• Provided text:
Supervisor task spec:

{
  "type": "kafka",
  "dataSchema": {
    "dataSource": "kube-metrics-minute",
    "parser": {
      "type": "string",
      "parseSpec": {
        "format": "json",
        "timestampSpec": {
          "column": "timestamp",
          "format": "auto"
        },
        "dimensionsSpec": {
          "dimensions": [
            "accountid",
            "cluster",
            "name",
            "namespace",
            "etype",
            "labels",
            "owner",
            "owner_kind",
            "node",
            "image",
            "pod",
            "node_pool"
          ]
        }
      }
    },
    "metricsSpec": [
      {
        "name": "count",
        "type": "count"
      },
      {
        "name": "req_cpu",
        "fieldName": "req_cpu",
        "type": "floatMax"

• Data supplied:
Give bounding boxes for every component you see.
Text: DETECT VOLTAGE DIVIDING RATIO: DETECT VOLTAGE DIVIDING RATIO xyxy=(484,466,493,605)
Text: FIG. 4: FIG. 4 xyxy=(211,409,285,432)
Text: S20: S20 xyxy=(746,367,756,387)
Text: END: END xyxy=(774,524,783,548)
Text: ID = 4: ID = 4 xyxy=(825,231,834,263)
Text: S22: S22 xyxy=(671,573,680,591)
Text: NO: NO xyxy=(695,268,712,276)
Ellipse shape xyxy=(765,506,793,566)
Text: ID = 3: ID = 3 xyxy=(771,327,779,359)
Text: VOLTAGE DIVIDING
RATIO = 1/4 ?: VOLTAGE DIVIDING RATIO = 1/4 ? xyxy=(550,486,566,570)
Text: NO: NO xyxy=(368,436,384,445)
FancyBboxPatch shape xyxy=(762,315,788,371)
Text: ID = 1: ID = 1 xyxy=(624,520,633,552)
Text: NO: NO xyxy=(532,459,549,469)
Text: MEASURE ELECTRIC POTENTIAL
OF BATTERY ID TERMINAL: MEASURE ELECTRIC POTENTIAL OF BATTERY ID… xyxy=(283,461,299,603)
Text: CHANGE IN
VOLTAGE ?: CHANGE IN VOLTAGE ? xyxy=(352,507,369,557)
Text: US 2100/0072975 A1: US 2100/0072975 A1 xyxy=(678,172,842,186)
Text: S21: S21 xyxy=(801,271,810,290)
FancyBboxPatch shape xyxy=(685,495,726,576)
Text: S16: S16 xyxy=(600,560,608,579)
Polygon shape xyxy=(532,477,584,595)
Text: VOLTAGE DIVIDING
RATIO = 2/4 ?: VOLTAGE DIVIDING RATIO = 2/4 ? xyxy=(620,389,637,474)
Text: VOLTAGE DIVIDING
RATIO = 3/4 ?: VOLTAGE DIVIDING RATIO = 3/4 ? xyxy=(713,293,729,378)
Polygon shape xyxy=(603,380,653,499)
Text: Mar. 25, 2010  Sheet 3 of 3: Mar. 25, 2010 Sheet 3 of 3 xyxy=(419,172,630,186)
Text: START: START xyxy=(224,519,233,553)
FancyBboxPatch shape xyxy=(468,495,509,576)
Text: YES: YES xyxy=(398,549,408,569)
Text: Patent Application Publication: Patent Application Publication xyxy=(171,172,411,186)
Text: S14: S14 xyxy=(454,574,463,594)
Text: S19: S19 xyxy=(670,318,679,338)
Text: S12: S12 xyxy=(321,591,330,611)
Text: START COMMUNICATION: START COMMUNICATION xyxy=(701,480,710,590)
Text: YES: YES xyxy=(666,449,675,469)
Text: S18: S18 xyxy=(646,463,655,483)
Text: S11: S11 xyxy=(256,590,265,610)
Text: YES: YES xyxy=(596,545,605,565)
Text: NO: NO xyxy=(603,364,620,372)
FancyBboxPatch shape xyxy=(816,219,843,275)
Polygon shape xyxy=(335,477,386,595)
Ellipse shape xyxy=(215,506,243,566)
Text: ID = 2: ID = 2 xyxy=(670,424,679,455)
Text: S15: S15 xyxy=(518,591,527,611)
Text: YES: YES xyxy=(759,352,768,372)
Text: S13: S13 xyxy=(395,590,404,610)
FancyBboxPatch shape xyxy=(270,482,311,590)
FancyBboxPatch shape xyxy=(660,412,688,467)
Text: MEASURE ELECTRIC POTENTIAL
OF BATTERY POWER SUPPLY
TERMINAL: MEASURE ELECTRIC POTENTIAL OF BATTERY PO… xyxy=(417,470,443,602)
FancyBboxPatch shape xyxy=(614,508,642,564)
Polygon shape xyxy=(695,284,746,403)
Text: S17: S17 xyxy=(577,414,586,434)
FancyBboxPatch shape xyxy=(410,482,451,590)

• Work request 1: In the supervisor task spec, what value is given for "dataSource"?
• Work request 2: Continue the supervisor task spec from the point where it stops.

• Answer 1: kube-metrics-minute

• Answer 2:
      },
      {
        "name": "req_mem",
        "fieldName": "req_mem",
        "type": "longMax"
      },
      {
        "name": "lim_cpu",
        "fieldName": "lim_cpu",
        "type": "floatMax"
      },
      {
        "name": "lim_mem",
        "fieldName": "lim_mem",
        "type": "longMax"
      },
      {
        "name": "cap_cpu",
        "fieldName": "cap_cpu",
        "type": "floatMax"
      },
      {
        "name": "cap_mem",
        "fieldName": "cap_mem",
        "type": "longMax"
      },
      {
        "name": "cap_pods",
        "fieldName": "cap_pods",
        "type": "floatMax"
      },
      {
        "name": "alloc_cpu",
        "fieldName": "alloc_cpu",
        "type": "floatMax"
      },
      {
        "name": "alloc_mem",
        "fieldName": "alloc_mem",
        "type": "longMax"
      },
      {
        "name": "alloc_pods",
        "fieldName": "alloc_pods",
        "type": "floatMax"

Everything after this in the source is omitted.